» Records provided:
%%
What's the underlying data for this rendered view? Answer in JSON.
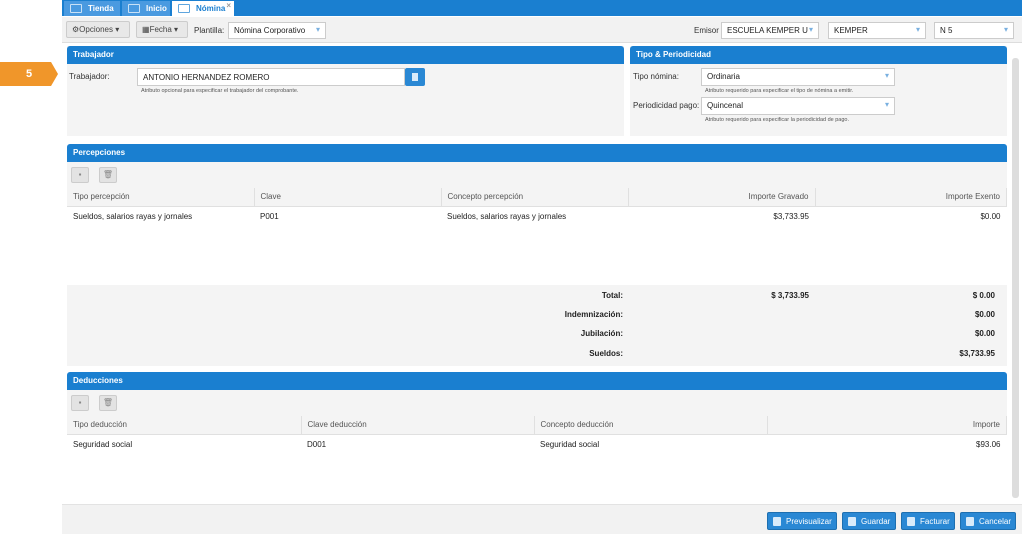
{
  "step_badge": "5",
  "tabs": [
    {
      "label": "Tienda"
    },
    {
      "label": "Inicio"
    },
    {
      "label": "Nómina"
    }
  ],
  "toolbar": {
    "opciones": "Opciones",
    "fecha": "Fecha",
    "plantilla_label": "Plantilla:",
    "plantilla_value": "Nómina Corporativo",
    "emisor_label": "Emisor",
    "emisor_value": "ESCUELA KEMPER U",
    "sucursal_value": "KEMPER",
    "serie_value": "N 5"
  },
  "trabajador": {
    "title": "Trabajador",
    "label": "Trabajador:",
    "value": "ANTONIO HERNANDEZ ROMERO",
    "hint": "Atributo opcional para especificar el trabajador del comprobante."
  },
  "tipo": {
    "title": "Tipo & Periodicidad",
    "tipo_label": "Tipo nómina:",
    "tipo_value": "Ordinaria",
    "tipo_hint": "Atributo requerido para especificar el tipo de nómina a emitir.",
    "periodo_label": "Periodicidad pago:",
    "periodo_value": "Quincenal",
    "periodo_hint": "Atributo requerido para especificar la periodicidad de pago."
  },
  "percepciones": {
    "title": "Percepciones",
    "columns": [
      "Tipo percepción",
      "Clave",
      "Concepto percepción",
      "Importe Gravado",
      "Importe Exento"
    ],
    "rows": [
      [
        "Sueldos, salarios rayas y jornales",
        "P001",
        "Sueldos, salarios rayas y jornales",
        "$3,733.95",
        "$0.00"
      ]
    ],
    "totals": {
      "total_label": "Total:",
      "total_gravado": "$ 3,733.95",
      "total_exento": "$ 0.00",
      "indem_label": "Indemnización:",
      "indem_value": "$0.00",
      "jubil_label": "Jubilación:",
      "jubil_value": "$0.00",
      "sueldos_label": "Sueldos:",
      "sueldos_value": "$3,733.95"
    }
  },
  "deducciones": {
    "title": "Deducciones",
    "columns": [
      "Tipo deducción",
      "Clave deducción",
      "Concepto deducción",
      "Importe"
    ],
    "rows": [
      [
        "Seguridad social",
        "D001",
        "Seguridad social",
        "$93.06"
      ]
    ]
  },
  "footer": {
    "previsualizar": "Previsualizar",
    "guardar": "Guardar",
    "facturar": "Facturar",
    "cancelar": "Cancelar"
  }
}
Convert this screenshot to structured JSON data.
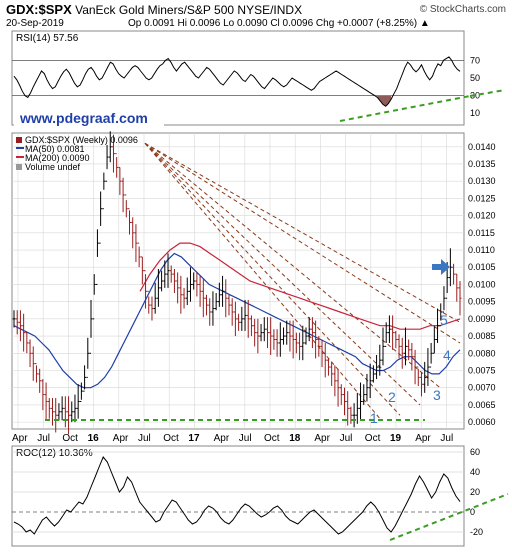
{
  "header": {
    "symbol": "GDX:$SPX",
    "title": "VanEck Gold Miners/S&P 500 NYSE/INDX",
    "brand": "© StockCharts.com",
    "date": "20-Sep-2019",
    "quote": "Op 0.0091  Hi 0.0096  Lo 0.0090  Cl 0.0096  Chg +0.0007 (+8.25%) ▲"
  },
  "website": "www.pdegraaf.com",
  "colors": {
    "price": "#9b1c1c",
    "ma50": "#1f3fa8",
    "ma200": "#c8243a",
    "trendline": "#8b3a1a",
    "green_dash": "#3a9d23",
    "annot": "#3a77c2",
    "line": "#000000",
    "grid": "#d8d8d8",
    "rsi_fill": "#8e5a5a"
  },
  "chart_data": [
    {
      "type": "line",
      "panel": "rsi",
      "title": "RSI(14) 57.56",
      "ylim": [
        0,
        100
      ],
      "reference_lines": [
        30,
        70
      ],
      "y_ticks": [
        "70",
        "50",
        "30",
        "10"
      ],
      "values": [
        52,
        48,
        42,
        35,
        30,
        28,
        33,
        40,
        46,
        52,
        58,
        55,
        48,
        42,
        38,
        40,
        46,
        52,
        57,
        60,
        56,
        50,
        44,
        40,
        42,
        48,
        55,
        60,
        62,
        58,
        52,
        48,
        50,
        56,
        62,
        68,
        66,
        60,
        55,
        52,
        50,
        54,
        58,
        62,
        64,
        62,
        58,
        54,
        50,
        48,
        50,
        55,
        60,
        64,
        66,
        70,
        72,
        68,
        62,
        58,
        62,
        66,
        68,
        64,
        60,
        56,
        52,
        50,
        54,
        58,
        62,
        60,
        56,
        52,
        48,
        44,
        42,
        46,
        50,
        54,
        58,
        56,
        52,
        48,
        46,
        50,
        54,
        52,
        48,
        44,
        40,
        38,
        42,
        46,
        50,
        48,
        45,
        42,
        40,
        42,
        46,
        50,
        48,
        46,
        44,
        42,
        40,
        38,
        36,
        38,
        42,
        46,
        48,
        50,
        52,
        54,
        56,
        58,
        56,
        54,
        52,
        50,
        48,
        46,
        44,
        42,
        40,
        38,
        36,
        34,
        32,
        30,
        28,
        24,
        20,
        18,
        21,
        26,
        32,
        38,
        46,
        54,
        62,
        68,
        65,
        60,
        57,
        60,
        65,
        58,
        52,
        48,
        52,
        60,
        66,
        64,
        70,
        72,
        74,
        70,
        64,
        60,
        57.56
      ]
    },
    {
      "type": "line",
      "panel": "price",
      "title": "GDX:$SPX (Weekly) 0.0096",
      "xlabel": "",
      "ylabel": "",
      "ylim": [
        0.0058,
        0.0144
      ],
      "x_ticks": [
        "Apr",
        "Jul",
        "Oct",
        "16",
        "Apr",
        "Jul",
        "Oct",
        "17",
        "Apr",
        "Jul",
        "Oct",
        "18",
        "Apr",
        "Jul",
        "Oct",
        "19",
        "Apr",
        "Jul"
      ],
      "y_ticks": [
        "0.0140",
        "0.0135",
        "0.0130",
        "0.0125",
        "0.0120",
        "0.0115",
        "0.0110",
        "0.0105",
        "0.0100",
        "0.0095",
        "0.0090",
        "0.0085",
        "0.0080",
        "0.0075",
        "0.0070",
        "0.0065",
        "0.0060"
      ],
      "legend": [
        {
          "name": "GDX:$SPX (Weekly) 0.0096"
        },
        {
          "name": "MA(50) 0.0081"
        },
        {
          "name": "MA(200) 0.0090"
        },
        {
          "name": "Volume undef"
        }
      ],
      "price_values": [
        0.009,
        0.0089,
        0.0088,
        0.0086,
        0.0083,
        0.008,
        0.0077,
        0.0074,
        0.0072,
        0.0068,
        0.0066,
        0.0064,
        0.0063,
        0.0062,
        0.0063,
        0.0064,
        0.0063,
        0.0062,
        0.0063,
        0.0064,
        0.0066,
        0.0069,
        0.0073,
        0.008,
        0.009,
        0.01,
        0.0112,
        0.0122,
        0.013,
        0.0137,
        0.014,
        0.0138,
        0.0134,
        0.013,
        0.0126,
        0.0122,
        0.0118,
        0.0115,
        0.0112,
        0.0108,
        0.0104,
        0.0098,
        0.0094,
        0.0093,
        0.0096,
        0.0099,
        0.0101,
        0.0103,
        0.0104,
        0.0103,
        0.0101,
        0.0099,
        0.0097,
        0.0096,
        0.0098,
        0.01,
        0.0101,
        0.01,
        0.0098,
        0.0096,
        0.0094,
        0.0092,
        0.0093,
        0.0095,
        0.0097,
        0.0098,
        0.0096,
        0.0094,
        0.0092,
        0.009,
        0.0089,
        0.009,
        0.0091,
        0.009,
        0.0088,
        0.0086,
        0.0085,
        0.0086,
        0.0087,
        0.0086,
        0.0085,
        0.0084,
        0.0083,
        0.0084,
        0.0085,
        0.0086,
        0.0085,
        0.0084,
        0.0083,
        0.0082,
        0.0083,
        0.0085,
        0.0087,
        0.0086,
        0.0084,
        0.0082,
        0.008,
        0.0078,
        0.0076,
        0.0074,
        0.0072,
        0.007,
        0.0068,
        0.0066,
        0.0064,
        0.0062,
        0.0062,
        0.0064,
        0.0066,
        0.0068,
        0.007,
        0.0072,
        0.0074,
        0.0076,
        0.0078,
        0.0082,
        0.0086,
        0.0087,
        0.0086,
        0.0084,
        0.0082,
        0.008,
        0.0082,
        0.0081,
        0.0079,
        0.0076,
        0.0073,
        0.0071,
        0.0073,
        0.0076,
        0.008,
        0.0084,
        0.0088,
        0.0092,
        0.0096,
        0.0102,
        0.0105,
        0.0103,
        0.0099,
        0.0096
      ],
      "ma50_values": [
        0.0088,
        0.0087,
        0.0086,
        0.0085,
        0.0083,
        0.0081,
        0.0078,
        0.0075,
        0.0073,
        0.0071,
        0.007,
        0.007,
        0.0071,
        0.0073,
        0.0076,
        0.008,
        0.0084,
        0.0088,
        0.0092,
        0.0096,
        0.01,
        0.0104,
        0.0107,
        0.0109,
        0.0108,
        0.0106,
        0.0104,
        0.0102,
        0.01,
        0.0099,
        0.0098,
        0.0097,
        0.0096,
        0.0095,
        0.0094,
        0.0093,
        0.0092,
        0.0091,
        0.009,
        0.0089,
        0.0088,
        0.0087,
        0.0086,
        0.0085,
        0.0084,
        0.0083,
        0.0082,
        0.0081,
        0.008,
        0.0079,
        0.0077,
        0.0076,
        0.0075,
        0.0075,
        0.0076,
        0.0078,
        0.0079,
        0.0079,
        0.0077,
        0.0075,
        0.0074,
        0.0074,
        0.0076,
        0.0079,
        0.0081
      ],
      "ma200_values": [
        0.0098,
        0.0103,
        0.0107,
        0.011,
        0.0112,
        0.0112,
        0.0111,
        0.0109,
        0.0107,
        0.0105,
        0.0103,
        0.0101,
        0.01,
        0.0099,
        0.0098,
        0.0097,
        0.0096,
        0.0095,
        0.0094,
        0.0093,
        0.0092,
        0.0091,
        0.009,
        0.0089,
        0.0088,
        0.0088,
        0.0087,
        0.0087,
        0.0087,
        0.0088,
        0.0088,
        0.0089,
        0.009
      ],
      "annotations": [
        "1",
        "2",
        "3",
        "4",
        "5"
      ]
    },
    {
      "type": "line",
      "panel": "roc",
      "title": "ROC(12) 10.36%",
      "ylim": [
        -30,
        60
      ],
      "y_ticks": [
        "60",
        "40",
        "20",
        "0",
        "-20"
      ],
      "values": [
        -10,
        -12,
        -15,
        -20,
        -18,
        -22,
        -15,
        -8,
        -5,
        -10,
        -14,
        -10,
        -4,
        2,
        0,
        5,
        10,
        8,
        15,
        25,
        35,
        45,
        55,
        50,
        40,
        30,
        20,
        25,
        35,
        30,
        20,
        10,
        5,
        0,
        -5,
        -10,
        -8,
        0,
        6,
        12,
        10,
        4,
        -2,
        -8,
        -12,
        -10,
        -5,
        2,
        6,
        4,
        0,
        -6,
        -10,
        -12,
        -8,
        -2,
        4,
        8,
        6,
        2,
        -2,
        -5,
        -3,
        0,
        4,
        6,
        2,
        -4,
        -8,
        -10,
        -12,
        -8,
        -4,
        0,
        2,
        -2,
        -6,
        -10,
        -14,
        -18,
        -22,
        -20,
        -16,
        -12,
        -8,
        -4,
        0,
        6,
        10,
        6,
        0,
        -8,
        -16,
        -20,
        -14,
        -6,
        2,
        10,
        18,
        28,
        36,
        30,
        22,
        14,
        20,
        30,
        38,
        34,
        24,
        16,
        10.36
      ]
    }
  ]
}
%%
» Given problem:
Show every line in the records above that contains the word "this".

» Response to the exercise:
What's the underlying data for this rendered view? Answer in JSON.
Convert this screenshot to structured JSON data.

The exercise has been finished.